Keep only the lines of the data below that contain "Автоматическое", and copy them.

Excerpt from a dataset
_ _ _ _

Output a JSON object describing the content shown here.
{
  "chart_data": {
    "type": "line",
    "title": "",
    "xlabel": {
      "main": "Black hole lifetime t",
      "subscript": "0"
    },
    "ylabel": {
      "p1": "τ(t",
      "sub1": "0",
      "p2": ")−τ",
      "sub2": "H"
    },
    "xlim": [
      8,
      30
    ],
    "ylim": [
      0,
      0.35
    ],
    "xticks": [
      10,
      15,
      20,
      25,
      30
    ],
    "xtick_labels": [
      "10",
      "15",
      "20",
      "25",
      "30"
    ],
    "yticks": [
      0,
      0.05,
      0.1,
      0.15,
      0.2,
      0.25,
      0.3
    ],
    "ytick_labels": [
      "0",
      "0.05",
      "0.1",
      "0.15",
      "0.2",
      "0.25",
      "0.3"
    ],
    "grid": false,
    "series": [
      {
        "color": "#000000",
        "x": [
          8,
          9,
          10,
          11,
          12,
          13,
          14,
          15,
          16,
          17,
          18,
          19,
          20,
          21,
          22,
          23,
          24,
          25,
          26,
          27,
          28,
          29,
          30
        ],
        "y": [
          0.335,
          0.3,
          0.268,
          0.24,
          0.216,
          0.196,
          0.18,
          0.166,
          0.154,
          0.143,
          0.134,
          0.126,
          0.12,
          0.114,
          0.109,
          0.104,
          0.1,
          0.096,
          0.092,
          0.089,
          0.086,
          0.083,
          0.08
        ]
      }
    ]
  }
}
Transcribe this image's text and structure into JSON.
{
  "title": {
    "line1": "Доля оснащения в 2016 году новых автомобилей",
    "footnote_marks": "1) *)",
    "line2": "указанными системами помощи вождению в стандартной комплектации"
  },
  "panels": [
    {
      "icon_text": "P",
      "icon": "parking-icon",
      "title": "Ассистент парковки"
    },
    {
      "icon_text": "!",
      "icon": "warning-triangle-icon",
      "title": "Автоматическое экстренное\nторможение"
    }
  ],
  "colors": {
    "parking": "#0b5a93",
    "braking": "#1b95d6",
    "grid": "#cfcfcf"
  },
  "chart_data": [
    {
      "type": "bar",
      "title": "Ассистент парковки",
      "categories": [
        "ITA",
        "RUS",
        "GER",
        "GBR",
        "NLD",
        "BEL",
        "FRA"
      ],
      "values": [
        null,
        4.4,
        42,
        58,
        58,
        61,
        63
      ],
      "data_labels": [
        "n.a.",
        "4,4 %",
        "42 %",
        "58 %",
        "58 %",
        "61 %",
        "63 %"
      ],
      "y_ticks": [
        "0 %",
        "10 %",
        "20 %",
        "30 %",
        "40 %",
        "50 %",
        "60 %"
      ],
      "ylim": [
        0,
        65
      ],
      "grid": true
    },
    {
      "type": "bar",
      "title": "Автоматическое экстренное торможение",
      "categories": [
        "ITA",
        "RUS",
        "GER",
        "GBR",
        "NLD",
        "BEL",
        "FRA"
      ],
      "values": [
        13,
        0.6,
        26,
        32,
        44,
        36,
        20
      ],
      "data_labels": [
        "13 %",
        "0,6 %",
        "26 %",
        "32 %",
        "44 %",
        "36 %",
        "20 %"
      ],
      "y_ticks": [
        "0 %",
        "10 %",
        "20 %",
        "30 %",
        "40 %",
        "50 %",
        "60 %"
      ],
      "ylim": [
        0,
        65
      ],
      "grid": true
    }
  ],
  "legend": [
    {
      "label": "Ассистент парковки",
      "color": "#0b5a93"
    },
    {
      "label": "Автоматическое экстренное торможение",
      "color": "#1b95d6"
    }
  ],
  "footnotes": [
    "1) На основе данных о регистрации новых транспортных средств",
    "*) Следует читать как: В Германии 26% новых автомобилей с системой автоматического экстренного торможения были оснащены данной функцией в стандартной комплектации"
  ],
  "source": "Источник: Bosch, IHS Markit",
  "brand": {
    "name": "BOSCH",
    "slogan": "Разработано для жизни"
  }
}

_ _ _ _

→ Solution for this task
      "title": "Автоматическое экстренное\nторможение"
      "title": "Автоматическое экстренное торможение",
      "label": "Автоматическое экстренное торможение",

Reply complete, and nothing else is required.